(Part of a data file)
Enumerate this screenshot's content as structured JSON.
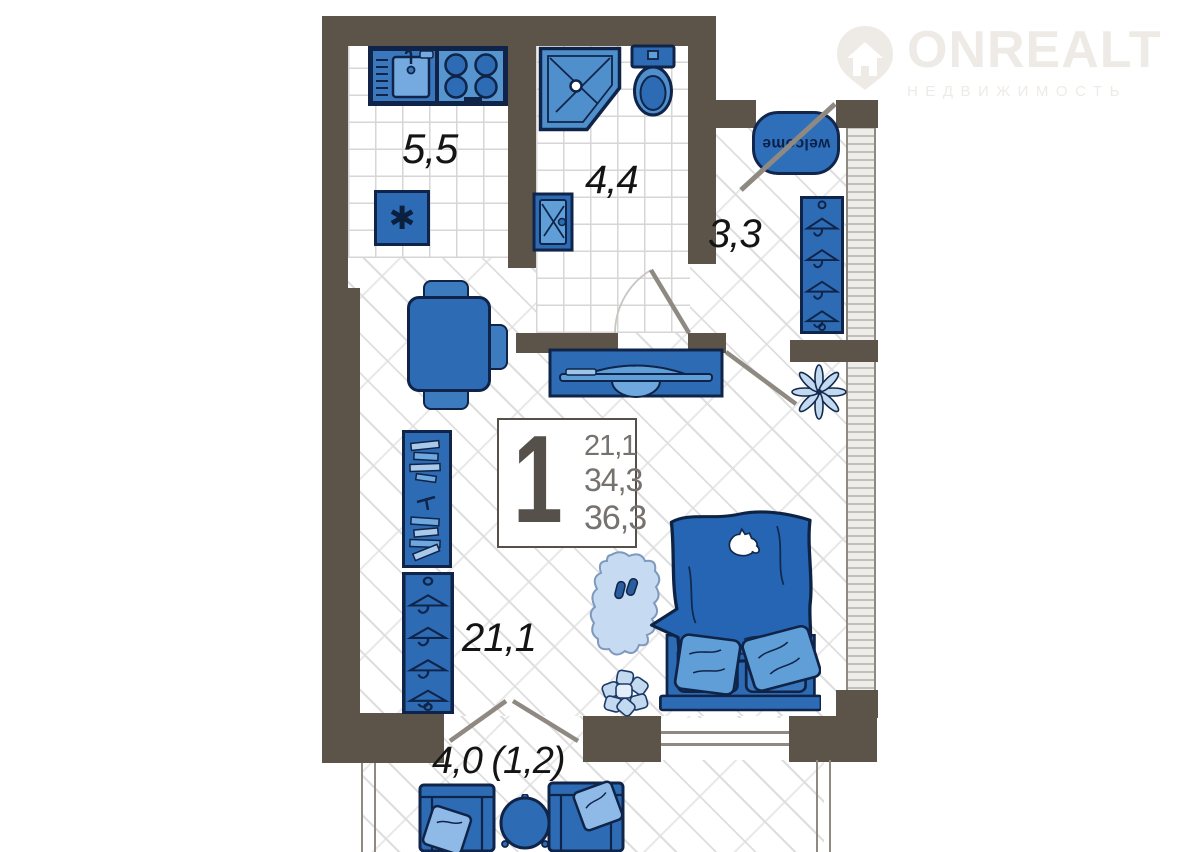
{
  "brand": {
    "name": "ONREALT",
    "subtitle": "НЕДВИЖИМОСТЬ"
  },
  "plan": {
    "unit": {
      "rooms_count": "1",
      "area_living": "21,1",
      "area_no_balcony": "34,3",
      "area_total": "36,3"
    },
    "areas": {
      "kitchen": "5,5",
      "bathroom": "4,4",
      "hallway": "3,3",
      "living": "21,1",
      "balcony": "4,0 (1,2)"
    },
    "mat_text": "welcome",
    "icons": {
      "fridge_snowflake": "✱",
      "logo_pin": "house-location-pin"
    },
    "palette": {
      "wall": "#5d5449",
      "blue_main": "#2d6cb4",
      "blue_deep": "#2565b3",
      "blue_medium": "#4f90cc",
      "blue_light": "#8fb9e6",
      "blue_pale": "#c3d9f0",
      "outline": "#0f2448",
      "floor_grid": "#d6d6d6",
      "door": "#8e8981",
      "label": "#141414",
      "logo": "#eeebe7"
    }
  }
}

PROBLEM DESCRIPTION: Pictures are excluded; output everything else in the data verbatim.

THE COMPLETED TASK:
Enumerate this screenshot's content as structured JSON.
{
  "brand": {
    "name": "ONREALT",
    "subtitle": "НЕДВИЖИМОСТЬ"
  },
  "plan": {
    "unit": {
      "rooms_count": "1",
      "area_living": "21,1",
      "area_no_balcony": "34,3",
      "area_total": "36,3"
    },
    "areas": {
      "kitchen": "5,5",
      "bathroom": "4,4",
      "hallway": "3,3",
      "living": "21,1",
      "balcony": "4,0 (1,2)"
    },
    "mat_text": "welcome",
    "icons": {
      "fridge_snowflake": "✱",
      "logo_pin": "house-location-pin"
    },
    "palette": {
      "wall": "#5d5449",
      "blue_main": "#2d6cb4",
      "blue_deep": "#2565b3",
      "blue_medium": "#4f90cc",
      "blue_light": "#8fb9e6",
      "blue_pale": "#c3d9f0",
      "outline": "#0f2448",
      "floor_grid": "#d6d6d6",
      "door": "#8e8981",
      "label": "#141414",
      "logo": "#eeebe7"
    }
  }
}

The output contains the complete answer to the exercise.